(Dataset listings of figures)
— Start —

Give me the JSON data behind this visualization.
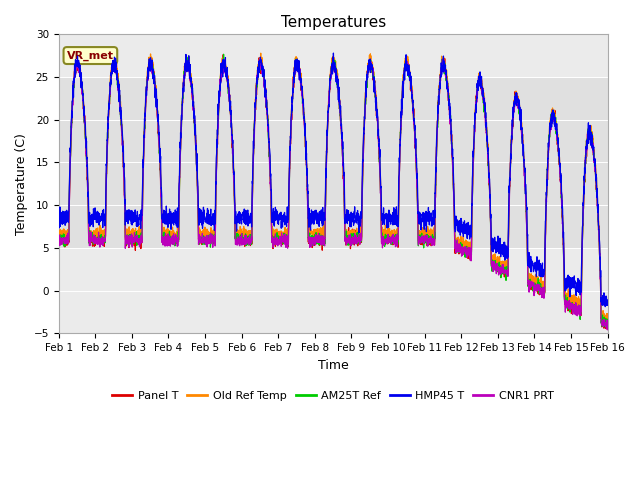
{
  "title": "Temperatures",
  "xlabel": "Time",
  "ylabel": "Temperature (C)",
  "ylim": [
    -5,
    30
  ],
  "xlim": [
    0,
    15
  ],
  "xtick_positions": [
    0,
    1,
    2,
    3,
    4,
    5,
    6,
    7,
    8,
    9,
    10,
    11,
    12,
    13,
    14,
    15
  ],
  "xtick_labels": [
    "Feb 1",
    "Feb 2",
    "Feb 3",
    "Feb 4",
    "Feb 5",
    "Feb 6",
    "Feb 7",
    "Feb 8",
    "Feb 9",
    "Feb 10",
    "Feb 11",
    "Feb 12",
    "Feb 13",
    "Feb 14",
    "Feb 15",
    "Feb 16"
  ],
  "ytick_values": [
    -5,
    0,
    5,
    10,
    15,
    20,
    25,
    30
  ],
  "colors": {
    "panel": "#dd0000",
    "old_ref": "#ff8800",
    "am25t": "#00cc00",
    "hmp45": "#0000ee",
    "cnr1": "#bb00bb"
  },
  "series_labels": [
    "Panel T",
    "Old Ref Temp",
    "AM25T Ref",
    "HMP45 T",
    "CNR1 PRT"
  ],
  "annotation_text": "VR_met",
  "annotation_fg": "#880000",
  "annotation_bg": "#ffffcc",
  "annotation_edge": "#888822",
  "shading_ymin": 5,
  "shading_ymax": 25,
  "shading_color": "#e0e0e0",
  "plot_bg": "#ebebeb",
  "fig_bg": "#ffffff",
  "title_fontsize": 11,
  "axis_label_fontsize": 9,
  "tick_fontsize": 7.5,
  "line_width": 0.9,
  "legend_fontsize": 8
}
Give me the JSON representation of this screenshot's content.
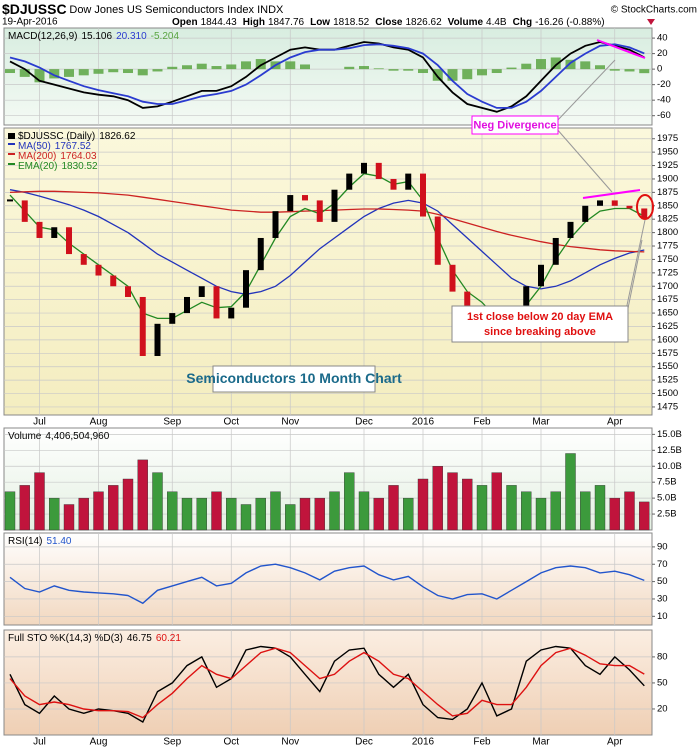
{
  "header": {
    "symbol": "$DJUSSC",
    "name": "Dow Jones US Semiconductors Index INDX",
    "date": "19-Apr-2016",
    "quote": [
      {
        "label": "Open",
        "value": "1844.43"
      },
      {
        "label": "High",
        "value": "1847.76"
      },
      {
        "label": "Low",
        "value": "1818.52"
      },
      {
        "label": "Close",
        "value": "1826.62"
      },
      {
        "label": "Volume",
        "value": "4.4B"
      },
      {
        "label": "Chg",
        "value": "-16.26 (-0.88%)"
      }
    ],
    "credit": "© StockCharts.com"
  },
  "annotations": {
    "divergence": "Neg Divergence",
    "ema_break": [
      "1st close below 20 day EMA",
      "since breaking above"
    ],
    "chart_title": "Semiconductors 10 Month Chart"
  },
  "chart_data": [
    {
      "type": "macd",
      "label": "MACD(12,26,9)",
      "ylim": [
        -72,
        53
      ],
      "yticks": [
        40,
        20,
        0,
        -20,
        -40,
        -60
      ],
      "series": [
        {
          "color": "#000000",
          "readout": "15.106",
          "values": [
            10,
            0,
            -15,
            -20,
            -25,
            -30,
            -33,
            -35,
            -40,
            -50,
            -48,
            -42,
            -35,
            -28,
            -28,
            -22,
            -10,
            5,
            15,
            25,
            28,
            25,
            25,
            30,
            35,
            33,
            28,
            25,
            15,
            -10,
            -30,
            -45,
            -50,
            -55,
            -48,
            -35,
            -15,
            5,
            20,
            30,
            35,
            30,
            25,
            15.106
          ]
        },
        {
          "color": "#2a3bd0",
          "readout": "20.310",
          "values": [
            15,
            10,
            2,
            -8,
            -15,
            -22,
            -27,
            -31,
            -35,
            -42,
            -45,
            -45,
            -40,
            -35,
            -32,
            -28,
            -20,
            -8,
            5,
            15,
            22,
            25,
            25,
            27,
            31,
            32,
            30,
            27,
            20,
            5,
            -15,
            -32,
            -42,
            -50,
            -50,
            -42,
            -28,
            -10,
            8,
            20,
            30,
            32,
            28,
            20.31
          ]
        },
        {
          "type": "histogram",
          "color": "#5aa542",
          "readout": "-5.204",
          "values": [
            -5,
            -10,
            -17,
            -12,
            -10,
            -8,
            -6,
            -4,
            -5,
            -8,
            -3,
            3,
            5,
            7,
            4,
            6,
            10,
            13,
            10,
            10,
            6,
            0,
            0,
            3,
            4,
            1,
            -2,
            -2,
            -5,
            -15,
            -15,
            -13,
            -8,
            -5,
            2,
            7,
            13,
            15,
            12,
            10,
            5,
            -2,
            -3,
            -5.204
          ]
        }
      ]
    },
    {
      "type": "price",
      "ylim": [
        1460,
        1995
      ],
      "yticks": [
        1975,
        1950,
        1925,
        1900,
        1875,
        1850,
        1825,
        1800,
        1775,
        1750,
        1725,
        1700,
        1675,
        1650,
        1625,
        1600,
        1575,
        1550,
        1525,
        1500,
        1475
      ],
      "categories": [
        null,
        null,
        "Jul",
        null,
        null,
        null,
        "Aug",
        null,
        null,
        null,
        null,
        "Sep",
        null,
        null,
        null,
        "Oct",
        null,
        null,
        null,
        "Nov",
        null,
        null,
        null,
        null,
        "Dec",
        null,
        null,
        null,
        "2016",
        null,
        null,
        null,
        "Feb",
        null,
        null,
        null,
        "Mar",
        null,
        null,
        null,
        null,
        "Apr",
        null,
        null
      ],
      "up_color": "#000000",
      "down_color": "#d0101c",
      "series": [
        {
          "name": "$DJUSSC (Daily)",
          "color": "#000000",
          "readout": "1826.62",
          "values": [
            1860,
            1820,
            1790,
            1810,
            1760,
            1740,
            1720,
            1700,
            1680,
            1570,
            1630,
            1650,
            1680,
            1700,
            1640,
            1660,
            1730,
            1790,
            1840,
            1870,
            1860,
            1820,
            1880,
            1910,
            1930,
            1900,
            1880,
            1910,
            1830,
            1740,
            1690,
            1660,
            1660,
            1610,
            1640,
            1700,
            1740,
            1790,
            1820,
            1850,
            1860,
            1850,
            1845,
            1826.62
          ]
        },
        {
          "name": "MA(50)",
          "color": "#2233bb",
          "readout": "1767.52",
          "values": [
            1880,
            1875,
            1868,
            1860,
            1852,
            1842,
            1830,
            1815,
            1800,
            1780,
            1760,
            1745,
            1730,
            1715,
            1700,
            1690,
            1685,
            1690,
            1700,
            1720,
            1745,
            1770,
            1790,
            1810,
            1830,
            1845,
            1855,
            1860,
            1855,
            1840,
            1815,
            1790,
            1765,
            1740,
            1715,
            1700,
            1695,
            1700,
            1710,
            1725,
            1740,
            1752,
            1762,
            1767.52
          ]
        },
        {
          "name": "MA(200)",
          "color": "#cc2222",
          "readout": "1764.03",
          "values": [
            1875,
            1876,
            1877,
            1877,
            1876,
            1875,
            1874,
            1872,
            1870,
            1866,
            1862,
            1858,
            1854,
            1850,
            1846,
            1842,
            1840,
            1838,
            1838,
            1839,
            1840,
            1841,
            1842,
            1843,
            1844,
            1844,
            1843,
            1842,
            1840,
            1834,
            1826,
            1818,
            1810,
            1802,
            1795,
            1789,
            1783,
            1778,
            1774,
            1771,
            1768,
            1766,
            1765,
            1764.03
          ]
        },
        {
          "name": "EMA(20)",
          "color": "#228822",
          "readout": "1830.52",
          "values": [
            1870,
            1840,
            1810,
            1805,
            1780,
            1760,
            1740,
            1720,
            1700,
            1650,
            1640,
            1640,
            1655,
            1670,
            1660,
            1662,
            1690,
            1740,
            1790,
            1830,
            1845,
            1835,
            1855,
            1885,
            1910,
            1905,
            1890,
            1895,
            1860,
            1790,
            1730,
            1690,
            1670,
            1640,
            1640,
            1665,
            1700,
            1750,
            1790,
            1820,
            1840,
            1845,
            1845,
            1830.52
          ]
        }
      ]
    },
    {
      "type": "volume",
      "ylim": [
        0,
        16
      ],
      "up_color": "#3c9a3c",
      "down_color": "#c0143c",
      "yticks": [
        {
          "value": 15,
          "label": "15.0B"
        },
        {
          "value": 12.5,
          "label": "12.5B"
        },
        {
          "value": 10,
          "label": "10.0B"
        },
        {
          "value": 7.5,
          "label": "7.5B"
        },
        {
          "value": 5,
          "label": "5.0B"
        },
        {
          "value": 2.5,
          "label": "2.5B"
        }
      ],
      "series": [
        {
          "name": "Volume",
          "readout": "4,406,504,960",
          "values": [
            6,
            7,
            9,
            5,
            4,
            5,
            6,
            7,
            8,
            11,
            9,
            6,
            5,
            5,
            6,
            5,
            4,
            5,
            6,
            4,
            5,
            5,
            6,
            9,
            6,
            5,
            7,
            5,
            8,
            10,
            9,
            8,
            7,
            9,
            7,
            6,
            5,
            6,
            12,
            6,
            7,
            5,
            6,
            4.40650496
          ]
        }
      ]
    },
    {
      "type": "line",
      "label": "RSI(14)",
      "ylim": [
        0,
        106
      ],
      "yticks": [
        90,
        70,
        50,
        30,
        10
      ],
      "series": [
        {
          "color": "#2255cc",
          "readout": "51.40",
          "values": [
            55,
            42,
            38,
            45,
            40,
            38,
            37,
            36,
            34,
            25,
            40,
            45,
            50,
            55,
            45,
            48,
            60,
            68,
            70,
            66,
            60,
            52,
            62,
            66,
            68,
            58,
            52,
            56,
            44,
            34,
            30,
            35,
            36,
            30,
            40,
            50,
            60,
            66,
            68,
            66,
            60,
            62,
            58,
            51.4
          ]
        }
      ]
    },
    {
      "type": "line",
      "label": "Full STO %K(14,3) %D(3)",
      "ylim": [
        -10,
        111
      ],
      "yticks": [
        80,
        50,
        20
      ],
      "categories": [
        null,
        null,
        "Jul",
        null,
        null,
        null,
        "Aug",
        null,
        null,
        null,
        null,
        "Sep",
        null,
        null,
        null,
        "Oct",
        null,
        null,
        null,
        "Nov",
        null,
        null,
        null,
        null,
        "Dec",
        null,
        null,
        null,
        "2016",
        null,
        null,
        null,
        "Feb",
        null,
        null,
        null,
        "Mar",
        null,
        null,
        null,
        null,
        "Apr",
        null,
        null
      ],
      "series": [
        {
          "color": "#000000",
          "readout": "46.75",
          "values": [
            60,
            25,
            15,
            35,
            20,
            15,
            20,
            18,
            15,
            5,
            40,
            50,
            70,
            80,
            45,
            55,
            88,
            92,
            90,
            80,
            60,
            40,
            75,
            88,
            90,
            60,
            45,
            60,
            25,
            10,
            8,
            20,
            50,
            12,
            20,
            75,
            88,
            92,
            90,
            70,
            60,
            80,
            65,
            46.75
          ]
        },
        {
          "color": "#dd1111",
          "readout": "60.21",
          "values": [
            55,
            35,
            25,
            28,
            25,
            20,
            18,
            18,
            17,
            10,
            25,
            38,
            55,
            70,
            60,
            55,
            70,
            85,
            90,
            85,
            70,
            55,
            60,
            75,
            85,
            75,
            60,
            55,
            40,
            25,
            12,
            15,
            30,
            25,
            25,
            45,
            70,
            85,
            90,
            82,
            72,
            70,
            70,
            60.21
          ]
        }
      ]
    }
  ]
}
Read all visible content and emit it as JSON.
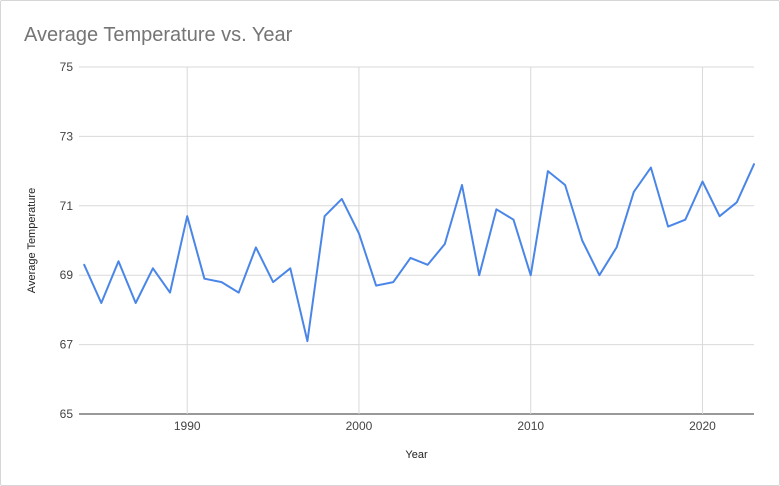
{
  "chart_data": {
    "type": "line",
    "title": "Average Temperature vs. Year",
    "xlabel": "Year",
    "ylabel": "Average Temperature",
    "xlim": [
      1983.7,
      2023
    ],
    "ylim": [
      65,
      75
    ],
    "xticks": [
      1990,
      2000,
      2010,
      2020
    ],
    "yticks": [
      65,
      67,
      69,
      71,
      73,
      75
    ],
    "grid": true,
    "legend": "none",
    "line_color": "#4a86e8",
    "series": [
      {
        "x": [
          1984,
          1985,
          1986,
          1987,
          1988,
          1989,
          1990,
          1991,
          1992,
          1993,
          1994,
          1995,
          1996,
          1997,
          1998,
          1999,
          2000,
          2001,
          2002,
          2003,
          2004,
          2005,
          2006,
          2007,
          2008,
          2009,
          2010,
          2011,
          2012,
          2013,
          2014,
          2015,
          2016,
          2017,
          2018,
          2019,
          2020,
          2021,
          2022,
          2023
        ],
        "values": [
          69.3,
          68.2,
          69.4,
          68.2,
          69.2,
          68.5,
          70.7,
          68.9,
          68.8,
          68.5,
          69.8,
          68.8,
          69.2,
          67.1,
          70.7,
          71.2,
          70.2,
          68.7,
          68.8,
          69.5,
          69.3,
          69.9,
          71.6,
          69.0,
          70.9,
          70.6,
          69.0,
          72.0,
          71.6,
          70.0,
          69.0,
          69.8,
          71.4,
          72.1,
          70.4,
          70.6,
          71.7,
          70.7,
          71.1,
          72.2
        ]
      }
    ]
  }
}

— End —

Go through the material and copy out every line with "name" in it.

    "name": "Dow Jones US Semiconductors Index INDX",
          "name": "$DJUSSC (Daily)",
          "name": "MA(50)",
          "name": "MA(200)",
          "name": "EMA(20)",
          "name": "Volume",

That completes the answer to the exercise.